§ **Problem details**
Locate the lines where "đình" occurs and copy them as they stand.

§ **Stored items**
------------------------------

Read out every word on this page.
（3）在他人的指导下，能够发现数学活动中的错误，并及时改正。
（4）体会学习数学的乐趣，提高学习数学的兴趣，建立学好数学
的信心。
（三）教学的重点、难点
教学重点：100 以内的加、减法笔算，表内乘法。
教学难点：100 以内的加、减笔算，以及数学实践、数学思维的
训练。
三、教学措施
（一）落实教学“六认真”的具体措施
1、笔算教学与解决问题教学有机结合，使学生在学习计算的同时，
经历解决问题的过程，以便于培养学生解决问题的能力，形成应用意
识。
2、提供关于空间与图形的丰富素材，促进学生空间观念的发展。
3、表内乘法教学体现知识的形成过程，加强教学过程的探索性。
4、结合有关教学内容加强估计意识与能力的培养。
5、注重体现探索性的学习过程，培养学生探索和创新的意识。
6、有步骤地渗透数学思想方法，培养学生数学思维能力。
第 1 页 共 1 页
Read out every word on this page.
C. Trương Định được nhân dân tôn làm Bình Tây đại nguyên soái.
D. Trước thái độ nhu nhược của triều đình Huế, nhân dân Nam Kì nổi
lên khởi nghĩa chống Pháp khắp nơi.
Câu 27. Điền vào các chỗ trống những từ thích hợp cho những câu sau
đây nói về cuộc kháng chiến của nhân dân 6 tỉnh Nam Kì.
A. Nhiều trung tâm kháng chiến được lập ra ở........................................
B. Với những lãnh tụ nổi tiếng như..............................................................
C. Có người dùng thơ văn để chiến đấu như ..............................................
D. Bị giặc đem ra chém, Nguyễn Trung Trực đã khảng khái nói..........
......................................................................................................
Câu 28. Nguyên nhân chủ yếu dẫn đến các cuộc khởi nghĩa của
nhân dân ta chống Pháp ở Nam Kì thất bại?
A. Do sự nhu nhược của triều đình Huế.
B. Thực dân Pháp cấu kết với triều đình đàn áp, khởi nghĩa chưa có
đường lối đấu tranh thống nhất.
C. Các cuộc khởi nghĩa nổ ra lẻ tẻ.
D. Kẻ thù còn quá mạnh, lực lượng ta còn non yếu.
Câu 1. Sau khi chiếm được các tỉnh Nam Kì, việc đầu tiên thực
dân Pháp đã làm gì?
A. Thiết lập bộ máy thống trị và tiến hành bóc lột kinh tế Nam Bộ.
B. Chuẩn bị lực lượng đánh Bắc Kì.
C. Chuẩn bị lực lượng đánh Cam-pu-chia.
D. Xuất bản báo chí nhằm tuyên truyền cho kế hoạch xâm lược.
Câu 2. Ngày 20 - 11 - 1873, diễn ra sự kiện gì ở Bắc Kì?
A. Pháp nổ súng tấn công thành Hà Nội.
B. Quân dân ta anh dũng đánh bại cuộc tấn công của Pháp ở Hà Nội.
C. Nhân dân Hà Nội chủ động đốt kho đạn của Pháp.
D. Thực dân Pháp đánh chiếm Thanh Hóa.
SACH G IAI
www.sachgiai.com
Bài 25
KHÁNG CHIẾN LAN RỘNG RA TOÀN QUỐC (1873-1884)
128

------------------------------

§ **Output**
D. Trước thái độ nhu nhược của triều đình Huế, nhân dân Nam Kì nổi
A. Do sự nhu nhược của triều đình Huế.
B. Thực dân Pháp cấu kết với triều đình đàn áp, khởi nghĩa chưa có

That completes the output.